Records provided:
..........
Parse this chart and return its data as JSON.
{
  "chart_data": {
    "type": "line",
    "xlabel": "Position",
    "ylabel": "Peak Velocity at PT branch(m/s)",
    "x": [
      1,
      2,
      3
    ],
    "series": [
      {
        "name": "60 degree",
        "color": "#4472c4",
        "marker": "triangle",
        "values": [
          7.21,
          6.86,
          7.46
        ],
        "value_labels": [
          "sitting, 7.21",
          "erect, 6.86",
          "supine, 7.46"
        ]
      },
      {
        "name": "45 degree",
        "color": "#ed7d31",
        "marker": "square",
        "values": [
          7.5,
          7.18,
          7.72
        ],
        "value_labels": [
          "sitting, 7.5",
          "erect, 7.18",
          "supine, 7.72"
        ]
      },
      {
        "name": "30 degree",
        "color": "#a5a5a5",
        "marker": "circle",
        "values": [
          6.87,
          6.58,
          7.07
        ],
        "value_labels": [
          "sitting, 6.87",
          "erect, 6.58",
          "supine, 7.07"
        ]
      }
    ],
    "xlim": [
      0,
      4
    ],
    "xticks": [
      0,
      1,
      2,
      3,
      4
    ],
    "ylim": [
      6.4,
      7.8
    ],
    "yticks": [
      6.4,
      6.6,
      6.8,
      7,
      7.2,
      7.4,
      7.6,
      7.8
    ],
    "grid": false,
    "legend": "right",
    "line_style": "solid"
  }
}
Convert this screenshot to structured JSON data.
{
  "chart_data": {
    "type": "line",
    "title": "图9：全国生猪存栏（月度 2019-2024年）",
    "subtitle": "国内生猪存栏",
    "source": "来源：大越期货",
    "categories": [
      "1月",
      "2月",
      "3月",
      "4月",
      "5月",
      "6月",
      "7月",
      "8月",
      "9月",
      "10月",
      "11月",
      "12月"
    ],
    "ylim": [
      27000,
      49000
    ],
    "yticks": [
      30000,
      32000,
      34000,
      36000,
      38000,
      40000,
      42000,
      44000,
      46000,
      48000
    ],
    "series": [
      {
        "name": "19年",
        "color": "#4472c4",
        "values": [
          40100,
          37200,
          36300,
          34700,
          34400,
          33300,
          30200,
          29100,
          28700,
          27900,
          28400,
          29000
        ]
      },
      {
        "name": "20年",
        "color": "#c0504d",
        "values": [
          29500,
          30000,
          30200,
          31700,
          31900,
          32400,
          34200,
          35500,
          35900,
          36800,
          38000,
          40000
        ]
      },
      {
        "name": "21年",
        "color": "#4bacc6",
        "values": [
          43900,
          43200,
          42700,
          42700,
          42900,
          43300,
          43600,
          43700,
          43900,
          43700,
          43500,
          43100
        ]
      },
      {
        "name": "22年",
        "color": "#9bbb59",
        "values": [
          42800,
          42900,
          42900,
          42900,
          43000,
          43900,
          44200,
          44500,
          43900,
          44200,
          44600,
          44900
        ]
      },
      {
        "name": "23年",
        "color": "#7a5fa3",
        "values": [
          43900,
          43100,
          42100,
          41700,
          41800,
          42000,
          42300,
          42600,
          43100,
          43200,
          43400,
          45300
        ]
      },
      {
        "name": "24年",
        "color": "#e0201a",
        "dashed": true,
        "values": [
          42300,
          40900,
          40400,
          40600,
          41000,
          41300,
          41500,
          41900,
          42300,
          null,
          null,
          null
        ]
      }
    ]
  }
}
..........
What is required: All of the data shown above must be copied exactly.

Solution:
Parse this chart and return its data as JSON.
{
  "chart_data": {
    "type": "line",
    "xlabel": "Position",
    "ylabel": "Peak Velocity at PT branch(m/s)",
    "x": [
      1,
      2,
      3
    ],
    "series": [
      {
        "name": "60 degree",
        "color": "#4472c4",
        "marker": "triangle",
        "values": [
          7.21,
          6.86,
          7.46
        ],
        "value_labels": [
          "sitting, 7.21",
          "erect, 6.86",
          "supine, 7.46"
        ]
      },
      {
        "name": "45 degree",
        "color": "#ed7d31",
        "marker": "square",
        "values": [
          7.5,
          7.18,
          7.72
        ],
        "value_labels": [
          "sitting, 7.5",
          "erect, 7.18",
          "supine, 7.72"
        ]
      },
      {
        "name": "30 degree",
        "color": "#a5a5a5",
        "marker": "circle",
        "values": [
          6.87,
          6.58,
          7.07
        ],
        "value_labels": [
          "sitting, 6.87",
          "erect, 6.58",
          "supine, 7.07"
        ]
      }
    ],
    "xlim": [
      0,
      4
    ],
    "xticks": [
      0,
      1,
      2,
      3,
      4
    ],
    "ylim": [
      6.4,
      7.8
    ],
    "yticks": [
      6.4,
      6.6,
      6.8,
      7,
      7.2,
      7.4,
      7.6,
      7.8
    ],
    "grid": false,
    "legend": "right",
    "line_style": "solid"
  }
}
Convert this screenshot to structured JSON data.
{
  "chart_data": {
    "type": "line",
    "title": "图9：全国生猪存栏（月度 2019-2024年）",
    "subtitle": "国内生猪存栏",
    "source": "来源：大越期货",
    "categories": [
      "1月",
      "2月",
      "3月",
      "4月",
      "5月",
      "6月",
      "7月",
      "8月",
      "9月",
      "10月",
      "11月",
      "12月"
    ],
    "ylim": [
      27000,
      49000
    ],
    "yticks": [
      30000,
      32000,
      34000,
      36000,
      38000,
      40000,
      42000,
      44000,
      46000,
      48000
    ],
    "series": [
      {
        "name": "19年",
        "color": "#4472c4",
        "values": [
          40100,
          37200,
          36300,
          34700,
          34400,
          33300,
          30200,
          29100,
          28700,
          27900,
          28400,
          29000
        ]
      },
      {
        "name": "20年",
        "color": "#c0504d",
        "values": [
          29500,
          30000,
          30200,
          31700,
          31900,
          32400,
          34200,
          35500,
          35900,
          36800,
          38000,
          40000
        ]
      },
      {
        "name": "21年",
        "color": "#4bacc6",
        "values": [
          43900,
          43200,
          42700,
          42700,
          42900,
          43300,
          43600,
          43700,
          43900,
          43700,
          43500,
          43100
        ]
      },
      {
        "name": "22年",
        "color": "#9bbb59",
        "values": [
          42800,
          42900,
          42900,
          42900,
          43000,
          43900,
          44200,
          44500,
          43900,
          44200,
          44600,
          44900
        ]
      },
      {
        "name": "23年",
        "color": "#7a5fa3",
        "values": [
          43900,
          43100,
          42100,
          41700,
          41800,
          42000,
          42300,
          42600,
          43100,
          43200,
          43400,
          45300
        ]
      },
      {
        "name": "24年",
        "color": "#e0201a",
        "dashed": true,
        "values": [
          42300,
          40900,
          40400,
          40600,
          41000,
          41300,
          41500,
          41900,
          42300,
          null,
          null,
          null
        ]
      }
    ]
  }
}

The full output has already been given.